EXERCISE TASK: The data must be returned in full and exactly as given.

GIVEN DATA:
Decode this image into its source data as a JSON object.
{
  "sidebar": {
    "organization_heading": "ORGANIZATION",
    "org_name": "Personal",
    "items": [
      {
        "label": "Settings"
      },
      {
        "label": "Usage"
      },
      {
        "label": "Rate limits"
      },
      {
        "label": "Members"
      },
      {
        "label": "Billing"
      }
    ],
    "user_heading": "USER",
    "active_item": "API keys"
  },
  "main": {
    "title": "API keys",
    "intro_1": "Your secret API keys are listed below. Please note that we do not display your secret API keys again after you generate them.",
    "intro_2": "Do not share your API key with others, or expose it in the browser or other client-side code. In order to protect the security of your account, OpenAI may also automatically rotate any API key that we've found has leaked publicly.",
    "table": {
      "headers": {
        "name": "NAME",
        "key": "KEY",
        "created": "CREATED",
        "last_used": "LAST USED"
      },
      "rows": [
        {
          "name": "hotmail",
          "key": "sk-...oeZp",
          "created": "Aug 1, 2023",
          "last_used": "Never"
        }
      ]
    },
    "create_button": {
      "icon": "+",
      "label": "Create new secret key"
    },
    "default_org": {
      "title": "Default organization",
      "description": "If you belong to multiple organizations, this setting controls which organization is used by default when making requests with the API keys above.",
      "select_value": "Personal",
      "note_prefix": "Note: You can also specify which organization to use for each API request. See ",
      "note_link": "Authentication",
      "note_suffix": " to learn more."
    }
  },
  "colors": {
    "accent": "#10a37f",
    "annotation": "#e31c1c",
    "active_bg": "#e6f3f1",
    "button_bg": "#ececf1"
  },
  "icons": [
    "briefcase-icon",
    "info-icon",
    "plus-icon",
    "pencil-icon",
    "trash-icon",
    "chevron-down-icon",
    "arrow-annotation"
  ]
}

ANSWER FOR THIS EXERCISE:
Decode this image into its source data as a JSON object.
{
  "sidebar": {
    "organization_heading": "ORGANIZATION",
    "org_name": "Personal",
    "items": [
      {
        "label": "Settings"
      },
      {
        "label": "Usage"
      },
      {
        "label": "Rate limits"
      },
      {
        "label": "Members"
      },
      {
        "label": "Billing"
      }
    ],
    "user_heading": "USER",
    "active_item": "API keys"
  },
  "main": {
    "title": "API keys",
    "intro_1": "Your secret API keys are listed below. Please note that we do not display your secret API keys again after you generate them.",
    "intro_2": "Do not share your API key with others, or expose it in the browser or other client-side code. In order to protect the security of your account, OpenAI may also automatically rotate any API key that we've found has leaked publicly.",
    "table": {
      "headers": {
        "name": "NAME",
        "key": "KEY",
        "created": "CREATED",
        "last_used": "LAST USED"
      },
      "rows": [
        {
          "name": "hotmail",
          "key": "sk-...oeZp",
          "created": "Aug 1, 2023",
          "last_used": "Never"
        }
      ]
    },
    "create_button": {
      "icon": "+",
      "label": "Create new secret key"
    },
    "default_org": {
      "title": "Default organization",
      "description": "If you belong to multiple organizations, this setting controls which organization is used by default when making requests with the API keys above.",
      "select_value": "Personal",
      "note_prefix": "Note: You can also specify which organization to use for each API request. See ",
      "note_link": "Authentication",
      "note_suffix": " to learn more."
    }
  },
  "colors": {
    "accent": "#10a37f",
    "annotation": "#e31c1c",
    "active_bg": "#e6f3f1",
    "button_bg": "#ececf1"
  },
  "icons": [
    "briefcase-icon",
    "info-icon",
    "plus-icon",
    "pencil-icon",
    "trash-icon",
    "chevron-down-icon",
    "arrow-annotation"
  ]
}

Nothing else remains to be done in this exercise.